>> BEGIN DATASET EXTRACT

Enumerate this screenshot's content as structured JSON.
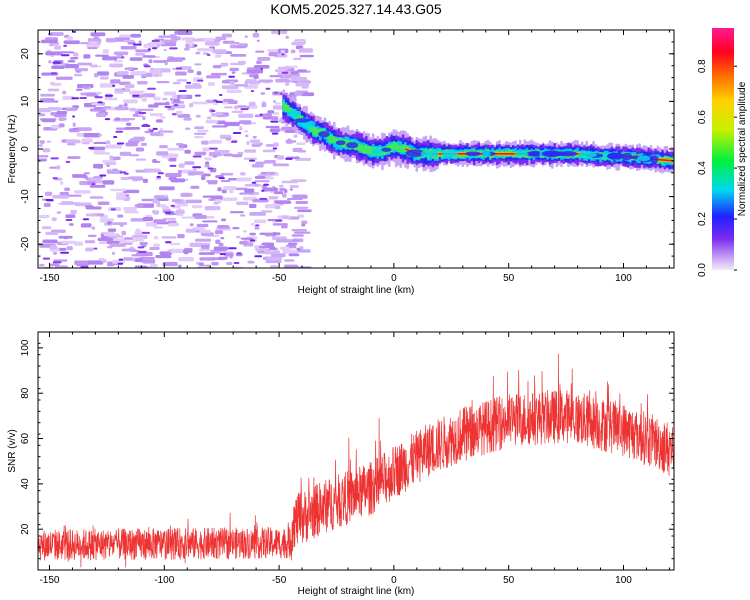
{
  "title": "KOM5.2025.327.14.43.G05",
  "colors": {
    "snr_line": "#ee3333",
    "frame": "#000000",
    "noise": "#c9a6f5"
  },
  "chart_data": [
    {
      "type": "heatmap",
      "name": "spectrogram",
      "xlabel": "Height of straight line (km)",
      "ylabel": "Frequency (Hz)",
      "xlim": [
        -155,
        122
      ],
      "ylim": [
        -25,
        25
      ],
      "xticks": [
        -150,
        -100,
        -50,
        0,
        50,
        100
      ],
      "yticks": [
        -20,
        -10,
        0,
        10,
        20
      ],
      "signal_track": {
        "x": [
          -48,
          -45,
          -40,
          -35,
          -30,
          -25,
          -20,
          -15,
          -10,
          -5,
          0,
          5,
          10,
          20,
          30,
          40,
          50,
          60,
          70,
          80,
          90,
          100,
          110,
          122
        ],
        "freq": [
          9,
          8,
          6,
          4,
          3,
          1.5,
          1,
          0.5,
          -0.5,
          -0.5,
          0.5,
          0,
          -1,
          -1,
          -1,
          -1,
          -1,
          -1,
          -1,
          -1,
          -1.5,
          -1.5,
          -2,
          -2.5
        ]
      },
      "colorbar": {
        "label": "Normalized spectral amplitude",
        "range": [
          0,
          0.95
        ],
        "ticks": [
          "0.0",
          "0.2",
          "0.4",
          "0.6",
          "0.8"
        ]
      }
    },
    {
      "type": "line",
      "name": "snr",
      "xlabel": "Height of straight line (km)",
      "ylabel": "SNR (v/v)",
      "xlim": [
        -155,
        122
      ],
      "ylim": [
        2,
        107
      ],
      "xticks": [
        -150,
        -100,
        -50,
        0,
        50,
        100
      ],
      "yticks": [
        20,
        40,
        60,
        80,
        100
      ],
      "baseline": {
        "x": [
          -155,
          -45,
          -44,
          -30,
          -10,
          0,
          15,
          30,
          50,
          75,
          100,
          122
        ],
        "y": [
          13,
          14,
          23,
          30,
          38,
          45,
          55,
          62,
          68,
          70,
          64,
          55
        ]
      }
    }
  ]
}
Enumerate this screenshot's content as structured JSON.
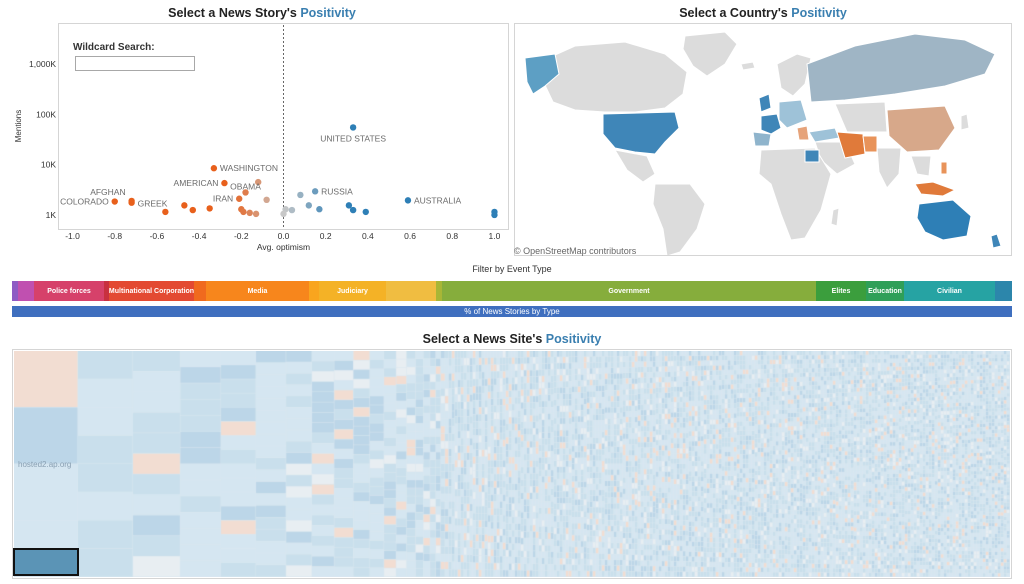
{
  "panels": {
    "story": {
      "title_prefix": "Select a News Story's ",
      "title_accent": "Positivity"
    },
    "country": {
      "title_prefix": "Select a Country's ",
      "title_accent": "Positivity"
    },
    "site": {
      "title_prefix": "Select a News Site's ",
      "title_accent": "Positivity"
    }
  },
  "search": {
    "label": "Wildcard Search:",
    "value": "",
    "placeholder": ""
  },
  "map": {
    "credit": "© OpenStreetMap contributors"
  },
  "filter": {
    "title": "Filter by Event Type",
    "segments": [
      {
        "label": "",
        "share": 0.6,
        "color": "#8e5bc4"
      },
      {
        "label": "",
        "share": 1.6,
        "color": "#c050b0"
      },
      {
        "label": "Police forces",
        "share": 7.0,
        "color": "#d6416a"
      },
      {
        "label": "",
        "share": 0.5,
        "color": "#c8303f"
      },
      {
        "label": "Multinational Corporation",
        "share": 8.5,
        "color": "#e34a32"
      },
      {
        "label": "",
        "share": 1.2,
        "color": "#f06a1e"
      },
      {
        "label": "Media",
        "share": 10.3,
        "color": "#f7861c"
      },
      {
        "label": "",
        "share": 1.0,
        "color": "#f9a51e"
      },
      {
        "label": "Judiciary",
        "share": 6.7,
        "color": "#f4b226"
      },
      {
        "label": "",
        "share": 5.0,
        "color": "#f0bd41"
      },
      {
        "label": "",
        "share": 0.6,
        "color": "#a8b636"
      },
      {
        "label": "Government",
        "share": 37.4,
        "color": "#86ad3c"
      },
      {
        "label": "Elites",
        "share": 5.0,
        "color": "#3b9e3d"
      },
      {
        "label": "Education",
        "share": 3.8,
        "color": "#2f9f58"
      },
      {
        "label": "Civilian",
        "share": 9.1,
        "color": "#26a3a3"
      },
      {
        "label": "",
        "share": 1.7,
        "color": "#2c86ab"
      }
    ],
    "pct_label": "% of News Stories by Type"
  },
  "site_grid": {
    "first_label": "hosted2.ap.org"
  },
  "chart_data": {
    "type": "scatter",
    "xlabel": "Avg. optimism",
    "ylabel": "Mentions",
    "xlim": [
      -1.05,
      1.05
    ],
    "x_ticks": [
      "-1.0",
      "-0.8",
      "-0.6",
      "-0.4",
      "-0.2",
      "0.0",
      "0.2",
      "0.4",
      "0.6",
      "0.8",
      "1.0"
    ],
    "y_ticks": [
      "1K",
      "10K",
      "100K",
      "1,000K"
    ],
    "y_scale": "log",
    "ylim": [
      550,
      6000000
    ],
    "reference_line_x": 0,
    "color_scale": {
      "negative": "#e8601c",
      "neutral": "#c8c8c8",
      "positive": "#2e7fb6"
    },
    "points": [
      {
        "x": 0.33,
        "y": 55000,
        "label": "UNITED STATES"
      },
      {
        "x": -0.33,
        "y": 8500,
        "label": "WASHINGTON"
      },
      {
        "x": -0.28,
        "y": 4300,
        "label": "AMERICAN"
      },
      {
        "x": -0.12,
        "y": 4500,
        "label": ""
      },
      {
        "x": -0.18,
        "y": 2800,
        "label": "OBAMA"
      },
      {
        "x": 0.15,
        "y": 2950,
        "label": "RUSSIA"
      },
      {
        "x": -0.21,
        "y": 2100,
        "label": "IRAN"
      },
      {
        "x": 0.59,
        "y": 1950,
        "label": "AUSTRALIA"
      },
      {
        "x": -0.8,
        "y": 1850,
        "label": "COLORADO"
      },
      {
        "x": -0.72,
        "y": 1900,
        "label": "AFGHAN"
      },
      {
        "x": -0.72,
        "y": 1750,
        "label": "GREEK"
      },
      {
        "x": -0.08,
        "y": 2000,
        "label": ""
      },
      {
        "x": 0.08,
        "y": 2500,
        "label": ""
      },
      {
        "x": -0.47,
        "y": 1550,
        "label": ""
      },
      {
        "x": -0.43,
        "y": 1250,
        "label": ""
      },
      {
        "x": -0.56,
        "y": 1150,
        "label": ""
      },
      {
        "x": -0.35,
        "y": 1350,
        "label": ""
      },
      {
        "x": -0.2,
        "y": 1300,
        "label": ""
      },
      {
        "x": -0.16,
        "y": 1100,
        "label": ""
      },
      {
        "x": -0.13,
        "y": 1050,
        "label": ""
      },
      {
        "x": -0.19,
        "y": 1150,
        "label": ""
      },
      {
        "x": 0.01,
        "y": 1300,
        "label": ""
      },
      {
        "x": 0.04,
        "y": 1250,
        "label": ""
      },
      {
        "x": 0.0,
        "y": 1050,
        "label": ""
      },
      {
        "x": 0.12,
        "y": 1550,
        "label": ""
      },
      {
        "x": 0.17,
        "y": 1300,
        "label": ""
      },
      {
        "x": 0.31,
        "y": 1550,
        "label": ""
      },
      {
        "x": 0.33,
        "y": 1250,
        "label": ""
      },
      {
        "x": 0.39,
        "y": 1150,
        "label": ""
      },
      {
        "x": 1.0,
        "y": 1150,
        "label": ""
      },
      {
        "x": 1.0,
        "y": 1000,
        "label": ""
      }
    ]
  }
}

>> END DATASET EXTRACT

INSTRUCTIONS FOR THE TASK:
Find all the lines containing "ylabel" in the material, then copy them.

OUTPUT BELOW:
      "ylabel": "Frequency (Hz)",
      "ylabel": "SNR (v/v)",
    "ylabel": "Mentions",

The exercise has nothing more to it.